***** Available records *****
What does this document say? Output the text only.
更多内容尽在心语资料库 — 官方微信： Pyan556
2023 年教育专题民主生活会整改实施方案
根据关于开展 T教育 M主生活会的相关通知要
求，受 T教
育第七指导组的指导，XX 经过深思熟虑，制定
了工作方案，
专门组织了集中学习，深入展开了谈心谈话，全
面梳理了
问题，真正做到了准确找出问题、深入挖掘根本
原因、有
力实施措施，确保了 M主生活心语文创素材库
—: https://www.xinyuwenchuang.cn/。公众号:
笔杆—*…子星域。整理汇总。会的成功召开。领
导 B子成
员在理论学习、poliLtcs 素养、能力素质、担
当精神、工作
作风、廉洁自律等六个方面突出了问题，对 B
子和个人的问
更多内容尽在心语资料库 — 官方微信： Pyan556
*****
***** Available records *****
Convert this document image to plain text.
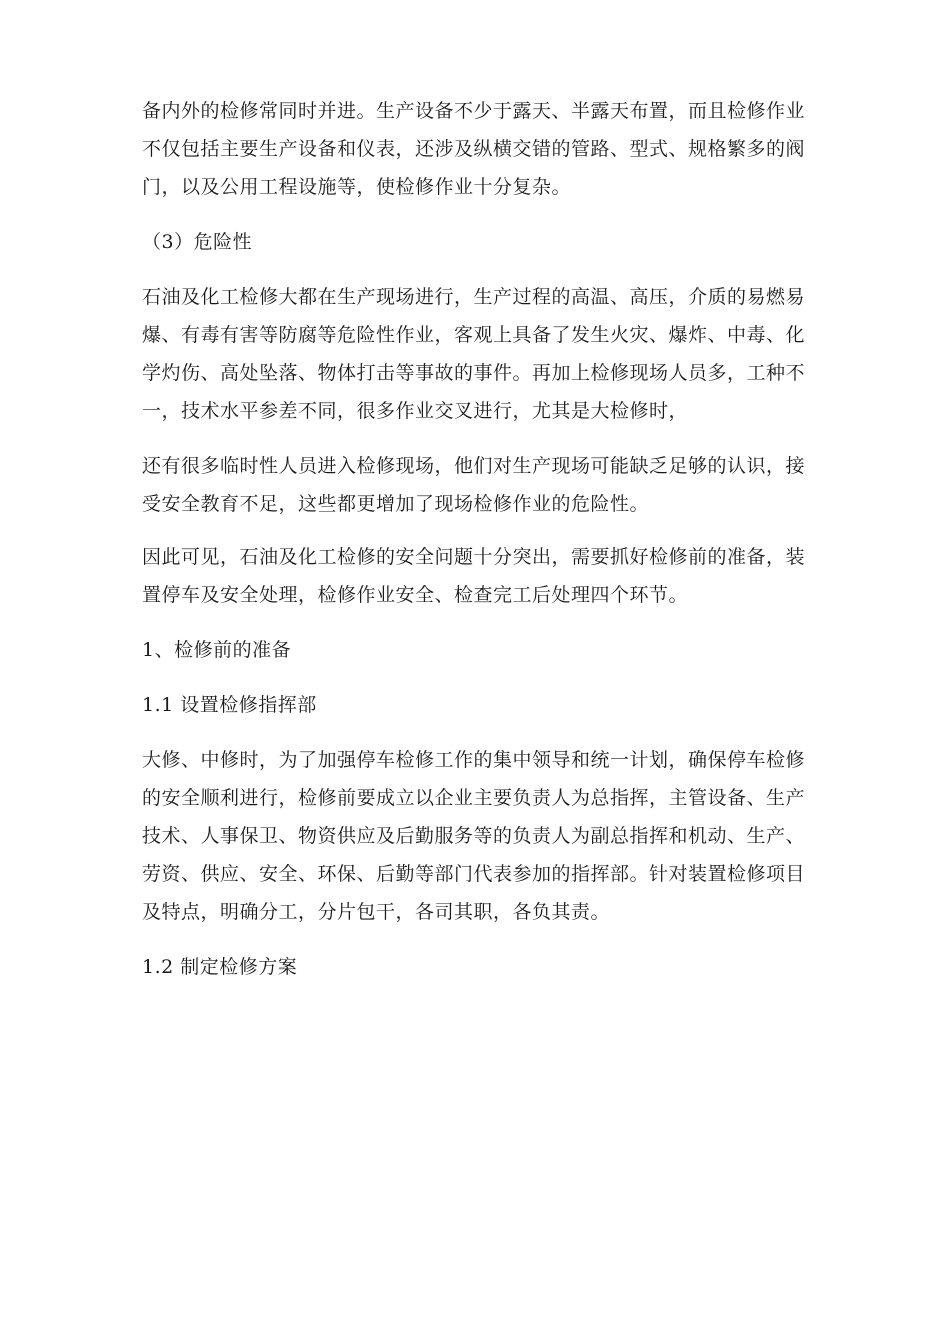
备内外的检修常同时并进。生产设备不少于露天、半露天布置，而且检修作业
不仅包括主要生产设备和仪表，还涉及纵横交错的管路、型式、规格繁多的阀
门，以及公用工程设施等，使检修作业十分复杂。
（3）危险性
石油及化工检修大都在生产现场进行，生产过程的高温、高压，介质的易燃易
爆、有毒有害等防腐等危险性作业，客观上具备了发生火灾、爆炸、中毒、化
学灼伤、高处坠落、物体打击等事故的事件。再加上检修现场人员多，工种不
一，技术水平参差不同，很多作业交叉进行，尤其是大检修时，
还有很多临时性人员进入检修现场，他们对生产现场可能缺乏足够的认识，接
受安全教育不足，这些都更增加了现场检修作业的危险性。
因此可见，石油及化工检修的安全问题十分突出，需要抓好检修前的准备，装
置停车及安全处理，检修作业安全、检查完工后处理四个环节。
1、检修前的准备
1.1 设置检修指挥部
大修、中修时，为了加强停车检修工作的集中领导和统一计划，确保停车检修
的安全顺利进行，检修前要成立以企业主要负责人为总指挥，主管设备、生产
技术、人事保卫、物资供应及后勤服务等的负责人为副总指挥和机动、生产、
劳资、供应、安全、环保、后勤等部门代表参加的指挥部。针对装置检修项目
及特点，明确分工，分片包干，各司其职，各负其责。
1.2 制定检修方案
*****
__Written instruction__
List all lines from the entries that include the word "document".

__Expected answer__
What does this document say? Output the text only.
Convert this document image to plain text.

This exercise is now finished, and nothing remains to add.